Requirements — Pictures aside, quote the whole listing exactly.

Records supplied —
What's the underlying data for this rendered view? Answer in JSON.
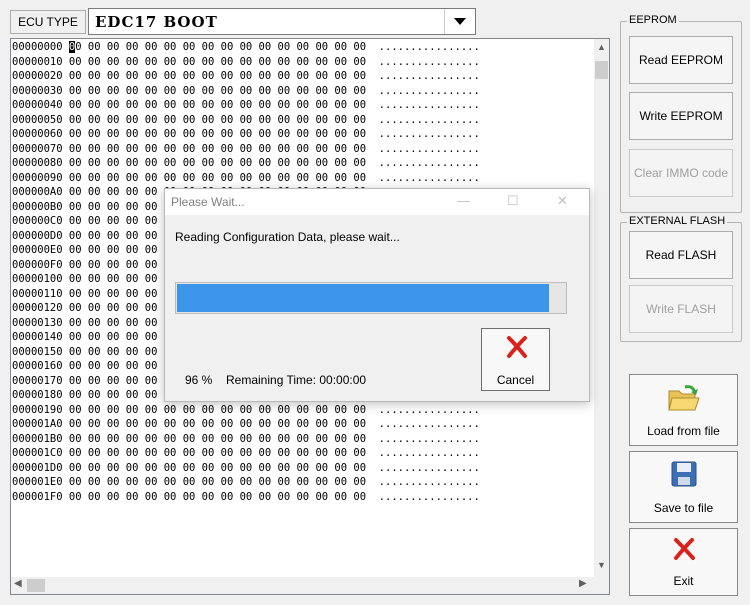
{
  "ecu": {
    "label": "ECU TYPE",
    "selected": "EDC17 BOOT"
  },
  "hex_rows": [
    {
      "addr": "00000000"
    },
    {
      "addr": "00000010"
    },
    {
      "addr": "00000020"
    },
    {
      "addr": "00000030"
    },
    {
      "addr": "00000040"
    },
    {
      "addr": "00000050"
    },
    {
      "addr": "00000060"
    },
    {
      "addr": "00000070"
    },
    {
      "addr": "00000080"
    },
    {
      "addr": "00000090"
    },
    {
      "addr": "000000A0"
    },
    {
      "addr": "000000B0"
    },
    {
      "addr": "000000C0"
    },
    {
      "addr": "000000D0"
    },
    {
      "addr": "000000E0"
    },
    {
      "addr": "000000F0"
    },
    {
      "addr": "00000100"
    },
    {
      "addr": "00000110"
    },
    {
      "addr": "00000120"
    },
    {
      "addr": "00000130"
    },
    {
      "addr": "00000140"
    },
    {
      "addr": "00000150"
    },
    {
      "addr": "00000160"
    },
    {
      "addr": "00000170"
    },
    {
      "addr": "00000180"
    },
    {
      "addr": "00000190"
    },
    {
      "addr": "000001A0"
    },
    {
      "addr": "000001B0"
    },
    {
      "addr": "000001C0"
    },
    {
      "addr": "000001D0"
    },
    {
      "addr": "000001E0"
    },
    {
      "addr": "000001F0"
    }
  ],
  "hex_bytes": "00 00 00 00 00 00 00 00 00 00 00 00 00 00 00 00",
  "hex_ascii": "................",
  "eeprom": {
    "legend": "EEPROM",
    "read": "Read EEPROM",
    "write": "Write EEPROM",
    "clear_immo": "Clear IMMO code"
  },
  "flash": {
    "legend": "EXTERNAL FLASH",
    "read": "Read FLASH",
    "write": "Write FLASH"
  },
  "actions": {
    "load": "Load from file",
    "save": "Save to file",
    "exit": "Exit"
  },
  "dialog": {
    "title": "Please Wait...",
    "message": "Reading Configuration Data, please wait...",
    "percent_text": "96 %",
    "progress": 0.96,
    "remaining": "Remaining Time: 00:00:00",
    "cancel": "Cancel"
  },
  "colors": {
    "progress_fill": "#3d95ea",
    "cancel_x": "#d9221c"
  }
}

The answer —
What's the underlying data for this rendered view? Answer in JSON.
{
  "ecu": {
    "label": "ECU TYPE",
    "selected": "EDC17 BOOT"
  },
  "hex_rows": [
    {
      "addr": "00000000"
    },
    {
      "addr": "00000010"
    },
    {
      "addr": "00000020"
    },
    {
      "addr": "00000030"
    },
    {
      "addr": "00000040"
    },
    {
      "addr": "00000050"
    },
    {
      "addr": "00000060"
    },
    {
      "addr": "00000070"
    },
    {
      "addr": "00000080"
    },
    {
      "addr": "00000090"
    },
    {
      "addr": "000000A0"
    },
    {
      "addr": "000000B0"
    },
    {
      "addr": "000000C0"
    },
    {
      "addr": "000000D0"
    },
    {
      "addr": "000000E0"
    },
    {
      "addr": "000000F0"
    },
    {
      "addr": "00000100"
    },
    {
      "addr": "00000110"
    },
    {
      "addr": "00000120"
    },
    {
      "addr": "00000130"
    },
    {
      "addr": "00000140"
    },
    {
      "addr": "00000150"
    },
    {
      "addr": "00000160"
    },
    {
      "addr": "00000170"
    },
    {
      "addr": "00000180"
    },
    {
      "addr": "00000190"
    },
    {
      "addr": "000001A0"
    },
    {
      "addr": "000001B0"
    },
    {
      "addr": "000001C0"
    },
    {
      "addr": "000001D0"
    },
    {
      "addr": "000001E0"
    },
    {
      "addr": "000001F0"
    }
  ],
  "hex_bytes": "00 00 00 00 00 00 00 00 00 00 00 00 00 00 00 00",
  "hex_ascii": "................",
  "eeprom": {
    "legend": "EEPROM",
    "read": "Read EEPROM",
    "write": "Write EEPROM",
    "clear_immo": "Clear IMMO code"
  },
  "flash": {
    "legend": "EXTERNAL FLASH",
    "read": "Read FLASH",
    "write": "Write FLASH"
  },
  "actions": {
    "load": "Load from file",
    "save": "Save to file",
    "exit": "Exit"
  },
  "dialog": {
    "title": "Please Wait...",
    "message": "Reading Configuration Data, please wait...",
    "percent_text": "96 %",
    "progress": 0.96,
    "remaining": "Remaining Time: 00:00:00",
    "cancel": "Cancel"
  },
  "colors": {
    "progress_fill": "#3d95ea",
    "cancel_x": "#d9221c"
  }
}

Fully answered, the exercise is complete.